TASK BRIEF ::
From the listing below, pull each line that includes "bottom".

RECORDS SHOWN ::
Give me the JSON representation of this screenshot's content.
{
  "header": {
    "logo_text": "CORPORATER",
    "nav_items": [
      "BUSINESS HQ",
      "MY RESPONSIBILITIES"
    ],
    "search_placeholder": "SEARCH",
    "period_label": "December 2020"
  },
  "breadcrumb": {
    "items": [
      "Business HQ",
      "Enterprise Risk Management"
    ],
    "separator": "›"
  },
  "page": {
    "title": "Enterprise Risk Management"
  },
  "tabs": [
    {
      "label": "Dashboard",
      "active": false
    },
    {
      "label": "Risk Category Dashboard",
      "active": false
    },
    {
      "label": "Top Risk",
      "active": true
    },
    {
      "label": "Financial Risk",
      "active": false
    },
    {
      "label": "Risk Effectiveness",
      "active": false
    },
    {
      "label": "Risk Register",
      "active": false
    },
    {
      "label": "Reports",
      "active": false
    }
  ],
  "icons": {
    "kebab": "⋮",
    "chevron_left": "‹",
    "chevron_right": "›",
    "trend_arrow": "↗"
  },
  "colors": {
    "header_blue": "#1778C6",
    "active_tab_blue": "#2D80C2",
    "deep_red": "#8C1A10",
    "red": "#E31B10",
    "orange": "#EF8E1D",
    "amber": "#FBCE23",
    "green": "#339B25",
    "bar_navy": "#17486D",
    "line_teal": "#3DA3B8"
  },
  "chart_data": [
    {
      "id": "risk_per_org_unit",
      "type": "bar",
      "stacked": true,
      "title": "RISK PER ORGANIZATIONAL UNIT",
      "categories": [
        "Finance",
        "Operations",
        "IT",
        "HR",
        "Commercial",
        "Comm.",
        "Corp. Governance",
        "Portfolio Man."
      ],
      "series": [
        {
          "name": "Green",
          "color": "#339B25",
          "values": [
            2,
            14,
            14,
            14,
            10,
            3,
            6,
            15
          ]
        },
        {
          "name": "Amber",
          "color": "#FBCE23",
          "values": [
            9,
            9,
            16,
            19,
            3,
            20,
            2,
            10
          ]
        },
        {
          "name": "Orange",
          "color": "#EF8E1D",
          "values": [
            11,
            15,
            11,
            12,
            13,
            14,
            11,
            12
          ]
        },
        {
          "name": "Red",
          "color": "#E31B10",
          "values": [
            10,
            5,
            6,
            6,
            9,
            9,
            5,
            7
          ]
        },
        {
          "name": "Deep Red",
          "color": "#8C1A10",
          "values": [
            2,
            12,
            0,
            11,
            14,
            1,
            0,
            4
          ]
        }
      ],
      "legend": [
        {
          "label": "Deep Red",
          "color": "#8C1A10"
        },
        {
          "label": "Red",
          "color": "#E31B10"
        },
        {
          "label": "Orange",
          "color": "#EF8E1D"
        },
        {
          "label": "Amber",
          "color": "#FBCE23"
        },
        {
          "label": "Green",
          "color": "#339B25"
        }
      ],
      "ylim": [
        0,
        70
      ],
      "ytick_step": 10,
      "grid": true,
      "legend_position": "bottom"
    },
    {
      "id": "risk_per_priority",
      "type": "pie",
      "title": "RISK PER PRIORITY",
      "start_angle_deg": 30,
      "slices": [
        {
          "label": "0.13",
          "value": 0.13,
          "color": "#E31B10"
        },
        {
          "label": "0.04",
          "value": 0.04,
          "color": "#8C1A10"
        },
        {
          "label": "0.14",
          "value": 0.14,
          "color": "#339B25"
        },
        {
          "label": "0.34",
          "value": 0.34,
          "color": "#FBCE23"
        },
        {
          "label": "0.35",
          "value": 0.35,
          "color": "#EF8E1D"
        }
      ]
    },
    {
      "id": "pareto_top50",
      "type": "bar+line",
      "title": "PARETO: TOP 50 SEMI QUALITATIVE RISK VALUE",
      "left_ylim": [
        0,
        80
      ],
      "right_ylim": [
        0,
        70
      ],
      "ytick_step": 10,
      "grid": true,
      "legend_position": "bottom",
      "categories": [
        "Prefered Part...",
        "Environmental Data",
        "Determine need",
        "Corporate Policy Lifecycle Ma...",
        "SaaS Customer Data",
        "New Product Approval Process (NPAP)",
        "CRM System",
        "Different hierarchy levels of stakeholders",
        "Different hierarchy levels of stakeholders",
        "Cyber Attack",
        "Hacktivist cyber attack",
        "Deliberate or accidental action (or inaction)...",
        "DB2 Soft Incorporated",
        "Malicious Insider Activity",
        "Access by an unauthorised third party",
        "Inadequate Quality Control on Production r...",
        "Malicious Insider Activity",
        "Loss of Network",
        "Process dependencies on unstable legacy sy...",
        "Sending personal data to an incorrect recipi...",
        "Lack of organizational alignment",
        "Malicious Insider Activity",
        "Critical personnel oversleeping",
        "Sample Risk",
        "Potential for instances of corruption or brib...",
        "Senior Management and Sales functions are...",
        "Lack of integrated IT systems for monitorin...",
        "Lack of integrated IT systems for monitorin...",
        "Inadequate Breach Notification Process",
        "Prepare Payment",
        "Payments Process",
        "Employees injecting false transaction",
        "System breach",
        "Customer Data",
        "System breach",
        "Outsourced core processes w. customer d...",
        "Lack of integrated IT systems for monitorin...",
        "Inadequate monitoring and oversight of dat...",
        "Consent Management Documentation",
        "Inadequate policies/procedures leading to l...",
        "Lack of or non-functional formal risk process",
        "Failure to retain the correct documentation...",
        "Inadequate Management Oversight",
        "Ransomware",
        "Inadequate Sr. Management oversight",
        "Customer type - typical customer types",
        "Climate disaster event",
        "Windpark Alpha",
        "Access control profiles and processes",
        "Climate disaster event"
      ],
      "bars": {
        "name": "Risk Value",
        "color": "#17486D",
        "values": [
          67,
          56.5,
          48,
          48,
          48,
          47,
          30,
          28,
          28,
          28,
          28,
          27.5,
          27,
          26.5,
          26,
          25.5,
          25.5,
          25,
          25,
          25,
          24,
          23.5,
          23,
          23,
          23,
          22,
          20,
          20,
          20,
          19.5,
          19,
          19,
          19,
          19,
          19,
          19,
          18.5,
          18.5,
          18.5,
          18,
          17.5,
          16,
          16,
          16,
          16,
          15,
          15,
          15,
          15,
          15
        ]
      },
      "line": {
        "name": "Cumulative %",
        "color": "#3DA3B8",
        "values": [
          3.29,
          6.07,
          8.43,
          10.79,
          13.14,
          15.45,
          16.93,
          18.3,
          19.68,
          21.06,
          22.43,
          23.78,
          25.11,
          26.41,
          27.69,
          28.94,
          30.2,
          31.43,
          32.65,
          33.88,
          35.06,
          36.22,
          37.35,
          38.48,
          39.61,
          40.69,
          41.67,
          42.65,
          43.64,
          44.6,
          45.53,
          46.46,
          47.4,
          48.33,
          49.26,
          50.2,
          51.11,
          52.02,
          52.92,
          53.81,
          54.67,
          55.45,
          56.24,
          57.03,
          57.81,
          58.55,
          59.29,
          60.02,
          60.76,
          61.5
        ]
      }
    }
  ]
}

THE REPLY ::
      "legend_position": "bottom"
      "legend_position": "bottom",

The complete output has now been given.